§ **Direction**
Report only the number of lines holding "What".

===============

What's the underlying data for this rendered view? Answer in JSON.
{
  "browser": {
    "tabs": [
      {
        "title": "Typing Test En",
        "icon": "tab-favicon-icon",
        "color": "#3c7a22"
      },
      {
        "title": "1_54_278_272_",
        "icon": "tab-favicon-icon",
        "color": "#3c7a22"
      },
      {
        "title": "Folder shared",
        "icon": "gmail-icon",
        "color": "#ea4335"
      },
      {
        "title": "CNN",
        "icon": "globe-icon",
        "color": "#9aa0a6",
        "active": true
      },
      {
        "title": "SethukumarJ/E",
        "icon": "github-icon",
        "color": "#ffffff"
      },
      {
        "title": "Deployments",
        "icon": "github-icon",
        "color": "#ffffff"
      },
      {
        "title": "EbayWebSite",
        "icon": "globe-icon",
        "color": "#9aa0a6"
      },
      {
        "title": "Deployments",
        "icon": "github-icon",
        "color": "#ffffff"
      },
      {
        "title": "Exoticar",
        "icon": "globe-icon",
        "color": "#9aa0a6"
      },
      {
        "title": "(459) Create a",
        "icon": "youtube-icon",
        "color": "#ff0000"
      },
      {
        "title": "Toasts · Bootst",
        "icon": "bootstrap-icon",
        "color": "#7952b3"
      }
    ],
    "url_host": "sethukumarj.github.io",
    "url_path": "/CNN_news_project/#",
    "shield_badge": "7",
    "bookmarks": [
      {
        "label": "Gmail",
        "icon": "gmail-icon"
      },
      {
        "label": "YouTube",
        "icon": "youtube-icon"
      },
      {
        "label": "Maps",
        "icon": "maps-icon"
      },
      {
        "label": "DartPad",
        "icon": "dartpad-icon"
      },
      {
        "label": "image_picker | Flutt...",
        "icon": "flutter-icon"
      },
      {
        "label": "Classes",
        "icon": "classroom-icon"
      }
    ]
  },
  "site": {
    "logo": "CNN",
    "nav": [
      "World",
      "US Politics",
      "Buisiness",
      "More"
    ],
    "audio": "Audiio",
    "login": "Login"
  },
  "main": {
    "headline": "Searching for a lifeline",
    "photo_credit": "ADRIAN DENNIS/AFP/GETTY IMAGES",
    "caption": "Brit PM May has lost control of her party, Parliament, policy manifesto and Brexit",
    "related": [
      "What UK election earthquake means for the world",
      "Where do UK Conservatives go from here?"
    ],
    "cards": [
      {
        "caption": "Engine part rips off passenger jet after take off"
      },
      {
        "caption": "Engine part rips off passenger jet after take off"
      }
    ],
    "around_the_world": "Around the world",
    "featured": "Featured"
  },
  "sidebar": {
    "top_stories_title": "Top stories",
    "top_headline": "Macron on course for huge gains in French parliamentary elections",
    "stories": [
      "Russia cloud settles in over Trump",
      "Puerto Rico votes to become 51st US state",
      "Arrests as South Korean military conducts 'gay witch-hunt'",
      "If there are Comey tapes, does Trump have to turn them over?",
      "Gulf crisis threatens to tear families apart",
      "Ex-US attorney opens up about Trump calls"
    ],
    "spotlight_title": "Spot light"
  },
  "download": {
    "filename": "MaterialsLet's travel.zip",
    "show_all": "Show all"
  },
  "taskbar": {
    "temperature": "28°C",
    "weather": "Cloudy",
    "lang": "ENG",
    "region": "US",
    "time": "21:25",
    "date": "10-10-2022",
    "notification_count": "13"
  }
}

===============

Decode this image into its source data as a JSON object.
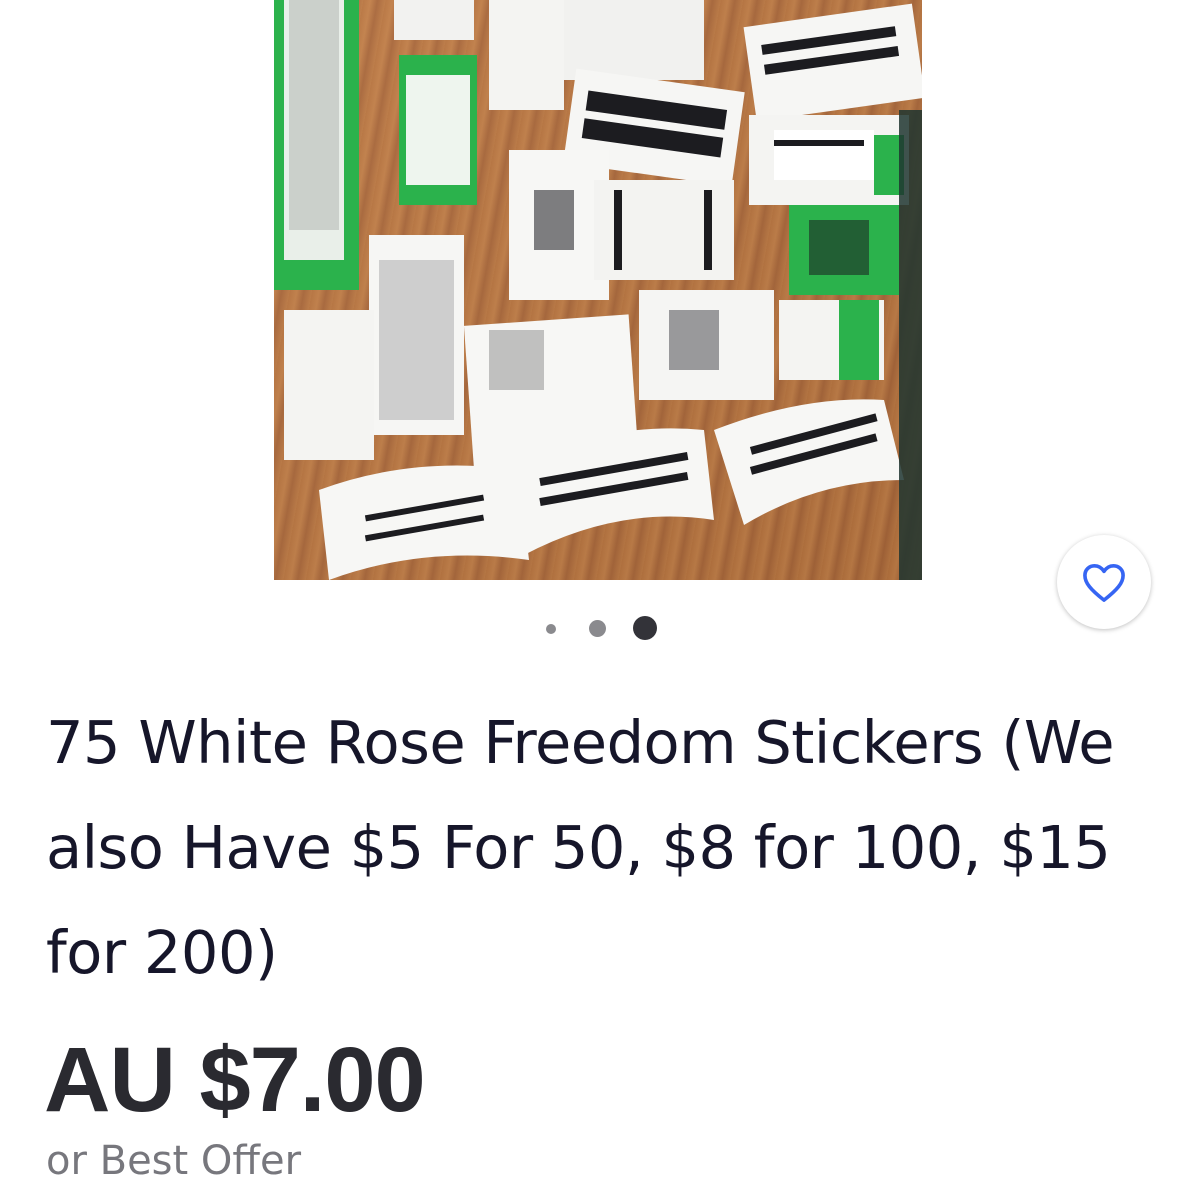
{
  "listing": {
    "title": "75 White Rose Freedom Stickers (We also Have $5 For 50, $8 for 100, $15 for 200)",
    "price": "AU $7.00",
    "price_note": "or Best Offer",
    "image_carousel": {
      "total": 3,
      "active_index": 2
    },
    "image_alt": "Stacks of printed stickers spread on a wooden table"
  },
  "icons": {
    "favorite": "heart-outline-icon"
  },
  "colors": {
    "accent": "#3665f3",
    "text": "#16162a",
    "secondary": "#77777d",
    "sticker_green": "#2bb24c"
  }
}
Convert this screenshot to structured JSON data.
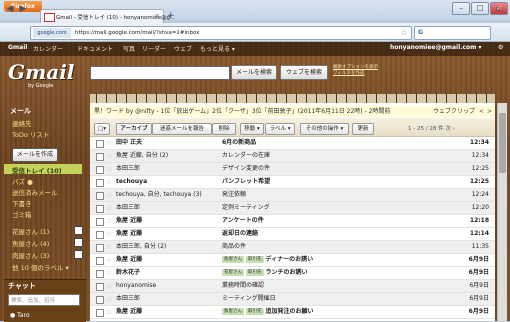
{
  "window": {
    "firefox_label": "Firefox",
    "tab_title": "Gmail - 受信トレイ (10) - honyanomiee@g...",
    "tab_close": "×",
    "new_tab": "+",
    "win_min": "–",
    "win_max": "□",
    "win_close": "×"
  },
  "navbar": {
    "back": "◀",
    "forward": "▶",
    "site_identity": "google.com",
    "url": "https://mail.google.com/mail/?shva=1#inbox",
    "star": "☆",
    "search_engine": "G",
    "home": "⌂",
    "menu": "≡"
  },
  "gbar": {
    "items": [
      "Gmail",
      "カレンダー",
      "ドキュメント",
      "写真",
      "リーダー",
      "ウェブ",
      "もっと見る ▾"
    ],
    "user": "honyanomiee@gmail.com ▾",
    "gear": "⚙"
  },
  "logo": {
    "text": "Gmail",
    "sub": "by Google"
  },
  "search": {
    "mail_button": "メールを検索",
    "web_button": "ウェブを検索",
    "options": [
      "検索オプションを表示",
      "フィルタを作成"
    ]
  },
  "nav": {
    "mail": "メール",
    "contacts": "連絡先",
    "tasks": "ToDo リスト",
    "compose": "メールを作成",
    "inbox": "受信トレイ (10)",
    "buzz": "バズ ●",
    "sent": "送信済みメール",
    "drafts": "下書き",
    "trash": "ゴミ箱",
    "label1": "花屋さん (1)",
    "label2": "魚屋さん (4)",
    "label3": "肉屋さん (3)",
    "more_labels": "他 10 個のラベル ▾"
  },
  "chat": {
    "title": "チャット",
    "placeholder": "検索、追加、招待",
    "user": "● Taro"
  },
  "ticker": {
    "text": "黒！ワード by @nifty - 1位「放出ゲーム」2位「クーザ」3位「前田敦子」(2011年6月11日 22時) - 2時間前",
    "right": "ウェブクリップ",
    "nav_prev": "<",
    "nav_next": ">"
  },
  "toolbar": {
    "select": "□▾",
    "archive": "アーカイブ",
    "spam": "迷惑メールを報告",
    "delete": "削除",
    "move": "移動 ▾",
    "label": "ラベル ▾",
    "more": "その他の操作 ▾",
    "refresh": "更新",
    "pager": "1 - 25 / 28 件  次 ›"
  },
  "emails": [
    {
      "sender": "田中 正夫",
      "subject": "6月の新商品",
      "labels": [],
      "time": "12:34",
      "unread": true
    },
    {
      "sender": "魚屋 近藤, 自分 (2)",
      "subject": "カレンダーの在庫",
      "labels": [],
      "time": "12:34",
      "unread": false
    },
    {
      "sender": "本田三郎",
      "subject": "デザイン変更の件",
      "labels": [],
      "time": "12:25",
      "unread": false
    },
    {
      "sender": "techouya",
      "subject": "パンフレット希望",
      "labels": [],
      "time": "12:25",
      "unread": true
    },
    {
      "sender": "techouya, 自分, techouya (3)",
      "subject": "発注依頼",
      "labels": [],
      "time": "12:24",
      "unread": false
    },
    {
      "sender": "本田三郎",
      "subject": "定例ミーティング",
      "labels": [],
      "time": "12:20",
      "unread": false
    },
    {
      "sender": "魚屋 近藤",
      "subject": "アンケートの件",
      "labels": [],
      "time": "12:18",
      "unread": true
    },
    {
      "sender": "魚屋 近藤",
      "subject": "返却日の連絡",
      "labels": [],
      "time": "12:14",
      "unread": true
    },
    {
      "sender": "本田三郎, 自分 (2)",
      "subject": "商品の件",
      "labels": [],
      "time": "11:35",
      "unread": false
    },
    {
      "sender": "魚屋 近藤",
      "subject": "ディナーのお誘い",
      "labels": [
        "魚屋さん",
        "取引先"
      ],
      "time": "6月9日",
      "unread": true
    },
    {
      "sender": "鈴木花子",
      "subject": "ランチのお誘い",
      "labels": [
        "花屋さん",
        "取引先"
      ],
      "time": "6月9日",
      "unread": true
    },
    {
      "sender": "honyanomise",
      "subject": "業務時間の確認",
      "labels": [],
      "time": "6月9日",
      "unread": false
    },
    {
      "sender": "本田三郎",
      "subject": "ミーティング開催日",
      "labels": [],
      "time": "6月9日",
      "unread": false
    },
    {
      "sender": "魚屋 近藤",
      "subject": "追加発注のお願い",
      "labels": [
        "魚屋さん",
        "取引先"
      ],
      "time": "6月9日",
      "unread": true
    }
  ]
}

===============

§ **Answer to this problem**
2